- **Extrait proposé**
------------

En second lieu, Jean V n'était par comme son père tenu envers le Roi d'Angleterre à des devoirs de vassal à suzerain. En fait, il ne possédait plus rien sur la terre anglaise. Nous avons vu en effet que, pour recouvrer Brest, Jean IV avait été contraint d'abandonner toutes ses possessions d'Angleterre... moins pourtant le comté de Richemont. Or le comté n'appartenait pas au duc Jean V, mais à son frère Arthur. D'ailleurs le comté était saisi, comme nous l'avons vu, et en possession du comte de Westmoreland.

On a dit, il est vrai, qu'Arthur fut reçu par le Roi à l'hommage de Richemont en 1404 [Note : Lobineau. Hist, 504. L'historien rapporte le fait d'après le moine de Saint-Denis, mais ne paraît pas y croire. M. Cosneau : Le connétable de Richemont, p. 97, ne le croit pas non plus]. Mais est-ce bien certain ? Arthur né le 25 août 1393 aurait donc fait hommage à onze ans, vers le temps de la descente des Anglais en Bretagne et de leur défaite par le duc !

Comment croire que le Roi Henri IV, même pour complaire à Jeanne de Navarre, ait, dans ces circonstances, enlevé Richemont à son fidèle Westmoreland pour le donner à un membre de la maison de Bretagne ? Comment admettre aussi qu'après ce don fait à son frère, à la prière de sa mère, Jean V eut ordonné, l'année suivante, le passage du maréchal de Rieux en Angleterre ?

Ces faits concourent à démontrer que le comté n'a pas été rendu en 1404. — Aussi, les années suivantes et même après la trêve de 1407, voyons-nous la saisie de Richemont persister pour cause ou sous prétexte de défaut d'hommage [Note : Cela résulte du traité de 1409, auquel nous allons venir ; et nous allons voir d'autres preuves que cet hommage n'a pas été rendu (Morice, Pr. II, 827)].

En même temps qu'il signait des trêves et des traités de commerce avec l'Angleterre. Jean V témoignait efficacement sa sympathie à la France. Il n'envoyait pas à la guerre une armée bretonne ; mais sous main il favorisait la formation de compagnies qui, commandées par des chefs bretons et même des frères du duc, allaient grossir l'armée française. Il prétendait garder ainsi la neutralité. Le Roi d'Angleterre n'était pas dupe de cette neutralité menteuse ; mais, au lieu de rompre avec le duc dont il avait besoin, il aima mieux essayer de le détacher de la France.

------------

(Relevés de mise en page visuelle)
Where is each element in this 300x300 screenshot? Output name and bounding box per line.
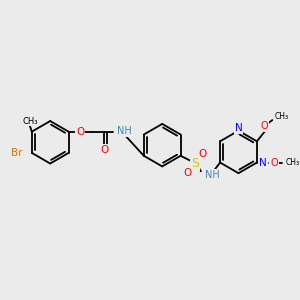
Text: O: O xyxy=(261,121,268,131)
Text: N: N xyxy=(235,123,242,133)
Text: O: O xyxy=(76,127,84,137)
Text: Br: Br xyxy=(11,148,22,158)
Text: CH₃: CH₃ xyxy=(286,158,300,167)
Text: O: O xyxy=(199,149,207,159)
Text: O: O xyxy=(183,168,191,178)
Text: O: O xyxy=(270,158,278,168)
Text: CH₃: CH₃ xyxy=(22,116,38,125)
Text: O: O xyxy=(100,145,109,155)
Text: NH: NH xyxy=(205,170,220,180)
Text: N: N xyxy=(259,158,267,168)
Text: CH₃: CH₃ xyxy=(274,112,288,121)
Text: NH: NH xyxy=(117,126,132,136)
Text: S: S xyxy=(191,157,199,170)
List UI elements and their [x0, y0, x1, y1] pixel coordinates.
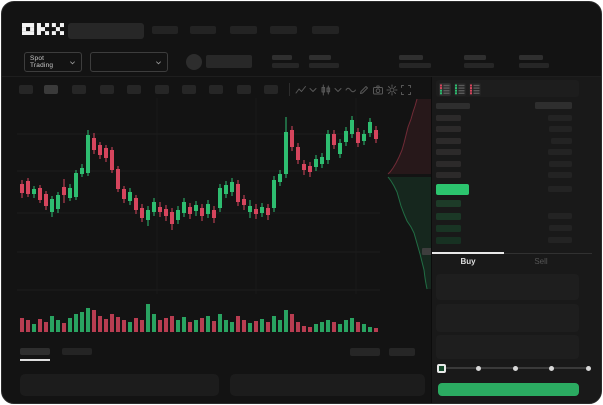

------------

- **Travail demandé**
a) D'après l'extrait sur le duc Jean V, à quelle date Arthur est-il né ?
b) Prolongez le texte sur Jean V et l'Angleterre à partir de sa dernière phrase.

- **Réponses aux consignes**
a) Le 25 août 1393.

b)
Le comte de Westmoreland avait eu la jouissance plutôt que le titre de Richemont [Note : J'ai emprunté plusieurs de ces indications à un livre peu connu que j'ai pu consulter à la bibliothèque publique du Mans (In-fol, n° 6028): Regum pariumque Magnae Britanniae historia genealogica à Jacobo, Guillelmo Im. Hoff. mon(acho) S(ancti) Vin(centi) Cenom(anensis) C(ongregationis S(ancti) M(auri). Nuremberg. Sumptibus Johannis Andrei Enderi filiorum M. D. C. X. C. (1690). L'auteur ne donne pas au comte de Westmoreland le titre de comte de Richemont]. Le comté restait à la disposition de Henri IV ; il fit entendre à Jean V que le comté n'avait été saisi que pour défaut d'hommage et lui en fit espérer la restitution sous la condition (à la rigueur il aurait été inutile de l'exprimer) qu'en lui rendant hommage le duc acceptât les obligations de vassal, et notamment le devoir de guerre.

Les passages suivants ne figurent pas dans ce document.